Problem to work on.
Gather each line containing the string "this" from these entries.

Given data.
+ + + +
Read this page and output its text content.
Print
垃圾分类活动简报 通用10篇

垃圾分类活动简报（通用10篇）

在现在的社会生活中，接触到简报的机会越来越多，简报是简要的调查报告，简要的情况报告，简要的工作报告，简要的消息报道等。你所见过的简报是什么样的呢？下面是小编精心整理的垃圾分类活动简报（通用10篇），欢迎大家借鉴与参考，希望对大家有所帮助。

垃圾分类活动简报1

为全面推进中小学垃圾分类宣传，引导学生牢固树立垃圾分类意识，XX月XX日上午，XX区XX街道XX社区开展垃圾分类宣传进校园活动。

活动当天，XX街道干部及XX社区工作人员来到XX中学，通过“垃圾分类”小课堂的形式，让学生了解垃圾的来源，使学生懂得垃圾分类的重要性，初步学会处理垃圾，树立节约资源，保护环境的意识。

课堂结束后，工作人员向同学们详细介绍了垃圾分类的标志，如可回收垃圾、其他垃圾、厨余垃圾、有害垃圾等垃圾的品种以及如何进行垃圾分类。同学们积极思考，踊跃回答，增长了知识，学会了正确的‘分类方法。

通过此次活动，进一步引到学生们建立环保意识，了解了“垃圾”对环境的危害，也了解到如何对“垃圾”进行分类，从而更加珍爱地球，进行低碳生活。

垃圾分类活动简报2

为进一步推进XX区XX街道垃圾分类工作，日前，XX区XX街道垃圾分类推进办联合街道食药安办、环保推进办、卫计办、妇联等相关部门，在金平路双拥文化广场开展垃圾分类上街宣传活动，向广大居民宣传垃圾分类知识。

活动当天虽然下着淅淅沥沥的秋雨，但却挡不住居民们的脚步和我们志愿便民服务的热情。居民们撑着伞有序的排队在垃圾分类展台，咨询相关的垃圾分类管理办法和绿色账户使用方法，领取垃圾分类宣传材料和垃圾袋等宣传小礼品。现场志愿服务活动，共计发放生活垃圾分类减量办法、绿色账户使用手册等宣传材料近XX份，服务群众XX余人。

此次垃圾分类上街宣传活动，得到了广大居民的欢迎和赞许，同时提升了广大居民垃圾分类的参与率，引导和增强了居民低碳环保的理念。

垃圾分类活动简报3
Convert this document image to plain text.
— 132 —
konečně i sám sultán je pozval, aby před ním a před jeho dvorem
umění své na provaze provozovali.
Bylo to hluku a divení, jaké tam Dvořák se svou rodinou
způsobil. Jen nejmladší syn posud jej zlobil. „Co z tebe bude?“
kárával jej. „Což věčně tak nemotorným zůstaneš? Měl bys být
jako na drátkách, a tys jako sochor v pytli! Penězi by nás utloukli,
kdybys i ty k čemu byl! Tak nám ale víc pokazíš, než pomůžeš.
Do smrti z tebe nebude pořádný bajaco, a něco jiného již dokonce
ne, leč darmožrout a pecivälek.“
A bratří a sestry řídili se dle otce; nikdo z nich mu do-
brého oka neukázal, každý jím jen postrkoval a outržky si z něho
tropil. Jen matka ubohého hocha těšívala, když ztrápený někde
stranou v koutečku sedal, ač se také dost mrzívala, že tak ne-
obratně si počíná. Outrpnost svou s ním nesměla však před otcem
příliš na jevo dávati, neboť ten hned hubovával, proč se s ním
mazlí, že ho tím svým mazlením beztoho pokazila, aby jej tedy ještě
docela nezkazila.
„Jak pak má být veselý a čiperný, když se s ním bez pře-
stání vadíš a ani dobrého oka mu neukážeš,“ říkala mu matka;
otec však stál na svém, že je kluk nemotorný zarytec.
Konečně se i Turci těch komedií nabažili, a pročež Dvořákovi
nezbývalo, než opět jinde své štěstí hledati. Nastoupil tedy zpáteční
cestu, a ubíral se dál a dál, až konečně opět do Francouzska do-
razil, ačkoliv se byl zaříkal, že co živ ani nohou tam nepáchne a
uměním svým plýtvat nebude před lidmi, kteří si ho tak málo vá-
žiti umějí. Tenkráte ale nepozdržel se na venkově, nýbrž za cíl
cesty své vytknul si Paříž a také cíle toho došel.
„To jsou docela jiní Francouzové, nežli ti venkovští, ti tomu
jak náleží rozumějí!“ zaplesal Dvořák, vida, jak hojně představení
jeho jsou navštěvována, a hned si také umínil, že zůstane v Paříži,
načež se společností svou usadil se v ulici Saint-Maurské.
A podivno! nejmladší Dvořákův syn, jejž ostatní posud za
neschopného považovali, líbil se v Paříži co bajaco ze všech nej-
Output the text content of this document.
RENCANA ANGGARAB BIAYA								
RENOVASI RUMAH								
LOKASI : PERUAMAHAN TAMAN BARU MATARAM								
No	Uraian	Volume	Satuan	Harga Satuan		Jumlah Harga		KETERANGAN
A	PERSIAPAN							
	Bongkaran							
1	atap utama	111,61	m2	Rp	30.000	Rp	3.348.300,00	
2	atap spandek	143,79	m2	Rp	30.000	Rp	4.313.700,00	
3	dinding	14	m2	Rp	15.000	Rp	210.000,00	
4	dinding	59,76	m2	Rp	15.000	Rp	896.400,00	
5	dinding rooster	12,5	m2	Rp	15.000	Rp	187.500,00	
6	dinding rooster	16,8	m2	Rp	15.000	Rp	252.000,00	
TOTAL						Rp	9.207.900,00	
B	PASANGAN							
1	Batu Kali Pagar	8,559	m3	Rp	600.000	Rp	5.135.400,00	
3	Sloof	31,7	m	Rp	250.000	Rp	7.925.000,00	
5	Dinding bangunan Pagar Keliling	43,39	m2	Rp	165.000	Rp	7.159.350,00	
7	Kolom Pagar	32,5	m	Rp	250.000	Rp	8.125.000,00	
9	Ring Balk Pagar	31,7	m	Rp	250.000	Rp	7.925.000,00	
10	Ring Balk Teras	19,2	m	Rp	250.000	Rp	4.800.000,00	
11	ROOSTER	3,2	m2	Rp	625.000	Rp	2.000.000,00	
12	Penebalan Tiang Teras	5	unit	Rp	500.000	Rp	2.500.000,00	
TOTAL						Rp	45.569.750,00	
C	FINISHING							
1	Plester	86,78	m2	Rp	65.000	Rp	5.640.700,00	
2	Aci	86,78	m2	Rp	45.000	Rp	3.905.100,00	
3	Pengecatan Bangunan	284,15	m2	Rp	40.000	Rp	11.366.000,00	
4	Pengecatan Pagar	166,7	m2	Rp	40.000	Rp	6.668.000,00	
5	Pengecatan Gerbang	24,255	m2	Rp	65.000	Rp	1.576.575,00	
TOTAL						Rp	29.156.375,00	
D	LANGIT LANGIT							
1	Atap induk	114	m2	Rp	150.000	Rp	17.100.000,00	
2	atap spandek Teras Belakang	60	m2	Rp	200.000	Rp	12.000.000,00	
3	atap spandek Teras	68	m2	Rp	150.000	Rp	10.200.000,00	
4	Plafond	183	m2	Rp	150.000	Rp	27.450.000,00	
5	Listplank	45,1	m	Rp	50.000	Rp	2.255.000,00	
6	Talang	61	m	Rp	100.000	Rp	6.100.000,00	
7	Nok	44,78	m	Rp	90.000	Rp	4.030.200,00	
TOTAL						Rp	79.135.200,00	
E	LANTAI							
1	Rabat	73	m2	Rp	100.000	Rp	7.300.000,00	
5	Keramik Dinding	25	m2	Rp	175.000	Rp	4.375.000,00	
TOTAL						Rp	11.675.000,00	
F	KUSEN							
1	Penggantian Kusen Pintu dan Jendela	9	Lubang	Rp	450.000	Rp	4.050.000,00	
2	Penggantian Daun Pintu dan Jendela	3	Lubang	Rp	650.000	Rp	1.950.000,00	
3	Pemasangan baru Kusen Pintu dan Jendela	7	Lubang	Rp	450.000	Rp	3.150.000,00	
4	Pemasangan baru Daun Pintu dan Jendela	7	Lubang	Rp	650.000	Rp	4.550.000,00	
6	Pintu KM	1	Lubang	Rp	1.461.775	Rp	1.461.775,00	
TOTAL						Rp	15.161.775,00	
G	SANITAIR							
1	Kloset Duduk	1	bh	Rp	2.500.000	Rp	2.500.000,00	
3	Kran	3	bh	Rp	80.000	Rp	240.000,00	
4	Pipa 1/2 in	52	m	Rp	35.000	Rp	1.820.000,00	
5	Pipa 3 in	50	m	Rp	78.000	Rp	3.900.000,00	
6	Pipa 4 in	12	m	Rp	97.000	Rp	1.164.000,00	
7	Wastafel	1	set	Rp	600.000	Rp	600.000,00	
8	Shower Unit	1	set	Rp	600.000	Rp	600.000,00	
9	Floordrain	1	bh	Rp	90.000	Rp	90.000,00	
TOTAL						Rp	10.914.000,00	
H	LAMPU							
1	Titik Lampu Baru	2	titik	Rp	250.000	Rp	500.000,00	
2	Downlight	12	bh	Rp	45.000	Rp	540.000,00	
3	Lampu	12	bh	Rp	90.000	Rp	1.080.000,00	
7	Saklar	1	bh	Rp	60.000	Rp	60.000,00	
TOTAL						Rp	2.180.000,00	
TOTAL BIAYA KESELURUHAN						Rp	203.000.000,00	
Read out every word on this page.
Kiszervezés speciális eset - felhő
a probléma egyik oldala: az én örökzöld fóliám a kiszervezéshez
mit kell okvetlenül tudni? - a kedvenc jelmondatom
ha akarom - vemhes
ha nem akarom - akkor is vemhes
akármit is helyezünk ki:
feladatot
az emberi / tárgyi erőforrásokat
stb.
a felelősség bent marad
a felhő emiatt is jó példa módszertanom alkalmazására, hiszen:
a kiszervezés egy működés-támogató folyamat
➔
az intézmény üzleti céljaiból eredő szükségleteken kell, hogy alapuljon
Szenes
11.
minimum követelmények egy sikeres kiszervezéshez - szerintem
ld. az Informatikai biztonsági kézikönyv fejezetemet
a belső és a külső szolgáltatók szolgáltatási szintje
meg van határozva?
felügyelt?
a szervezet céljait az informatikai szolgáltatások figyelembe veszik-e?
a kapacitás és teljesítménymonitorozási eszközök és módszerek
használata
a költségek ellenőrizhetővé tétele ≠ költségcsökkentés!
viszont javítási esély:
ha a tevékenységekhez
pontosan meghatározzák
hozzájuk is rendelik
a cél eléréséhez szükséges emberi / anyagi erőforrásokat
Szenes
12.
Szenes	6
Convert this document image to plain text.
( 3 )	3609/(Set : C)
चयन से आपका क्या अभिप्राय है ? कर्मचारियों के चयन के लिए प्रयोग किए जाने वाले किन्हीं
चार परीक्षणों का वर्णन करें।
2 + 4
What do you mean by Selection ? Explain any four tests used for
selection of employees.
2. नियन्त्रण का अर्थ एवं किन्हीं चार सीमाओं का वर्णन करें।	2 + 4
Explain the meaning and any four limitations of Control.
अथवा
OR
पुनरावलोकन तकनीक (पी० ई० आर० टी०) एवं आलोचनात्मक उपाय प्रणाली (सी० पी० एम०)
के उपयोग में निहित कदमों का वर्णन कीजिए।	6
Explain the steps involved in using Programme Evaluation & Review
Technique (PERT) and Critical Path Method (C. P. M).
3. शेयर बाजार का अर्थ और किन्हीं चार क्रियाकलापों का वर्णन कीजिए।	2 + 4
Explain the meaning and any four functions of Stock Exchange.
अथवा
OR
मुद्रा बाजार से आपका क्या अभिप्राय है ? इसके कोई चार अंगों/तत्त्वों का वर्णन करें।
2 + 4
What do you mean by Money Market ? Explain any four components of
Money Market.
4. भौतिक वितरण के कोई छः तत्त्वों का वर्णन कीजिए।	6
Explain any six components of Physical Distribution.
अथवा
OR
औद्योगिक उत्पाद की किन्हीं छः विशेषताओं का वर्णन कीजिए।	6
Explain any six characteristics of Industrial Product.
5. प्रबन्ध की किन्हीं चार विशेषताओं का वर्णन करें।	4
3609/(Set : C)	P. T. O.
+ + + +
Exercise result.
Read this page and output its text content.
Convert this document image to plain text.
Output the text content of this document.
Read out every word on this page.
Convert this document image to plain text.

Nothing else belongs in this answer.